▸ INSTRUCTION
Copy all lines in which the word "this" can be found.

--- Begin INFORMATION GIVEN ---

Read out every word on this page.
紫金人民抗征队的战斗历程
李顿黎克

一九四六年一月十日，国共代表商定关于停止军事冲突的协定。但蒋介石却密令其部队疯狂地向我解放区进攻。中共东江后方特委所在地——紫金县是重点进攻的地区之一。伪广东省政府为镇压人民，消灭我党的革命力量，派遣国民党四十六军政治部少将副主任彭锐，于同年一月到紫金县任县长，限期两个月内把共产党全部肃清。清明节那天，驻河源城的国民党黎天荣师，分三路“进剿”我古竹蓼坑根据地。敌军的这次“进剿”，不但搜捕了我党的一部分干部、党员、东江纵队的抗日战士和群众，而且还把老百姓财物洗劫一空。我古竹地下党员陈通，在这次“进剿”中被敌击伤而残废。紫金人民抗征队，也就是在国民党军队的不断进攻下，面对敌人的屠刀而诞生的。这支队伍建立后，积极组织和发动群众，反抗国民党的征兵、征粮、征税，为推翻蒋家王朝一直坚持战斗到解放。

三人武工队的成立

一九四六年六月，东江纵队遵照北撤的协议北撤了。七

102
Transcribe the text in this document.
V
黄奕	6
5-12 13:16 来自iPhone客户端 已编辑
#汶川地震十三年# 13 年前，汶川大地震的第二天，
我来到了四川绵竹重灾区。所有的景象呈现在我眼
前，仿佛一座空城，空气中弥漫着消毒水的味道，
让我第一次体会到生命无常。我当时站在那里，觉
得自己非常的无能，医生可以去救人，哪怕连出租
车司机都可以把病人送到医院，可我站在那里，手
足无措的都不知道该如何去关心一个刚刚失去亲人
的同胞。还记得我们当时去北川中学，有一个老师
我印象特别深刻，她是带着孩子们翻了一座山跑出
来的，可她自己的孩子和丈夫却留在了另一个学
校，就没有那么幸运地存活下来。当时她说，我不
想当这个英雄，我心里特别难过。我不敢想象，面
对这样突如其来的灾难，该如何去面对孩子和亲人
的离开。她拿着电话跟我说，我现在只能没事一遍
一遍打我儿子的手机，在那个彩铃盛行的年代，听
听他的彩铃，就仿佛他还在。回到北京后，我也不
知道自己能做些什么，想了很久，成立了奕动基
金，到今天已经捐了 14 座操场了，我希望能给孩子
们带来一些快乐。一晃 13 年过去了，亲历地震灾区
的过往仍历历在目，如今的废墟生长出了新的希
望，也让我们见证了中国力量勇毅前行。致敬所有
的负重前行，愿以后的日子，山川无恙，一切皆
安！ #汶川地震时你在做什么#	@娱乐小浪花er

--- End INFORMATION GIVEN ---

▸ EXERCISE RESPONSE
Read out every word on this page.
Transcribe the text in this document.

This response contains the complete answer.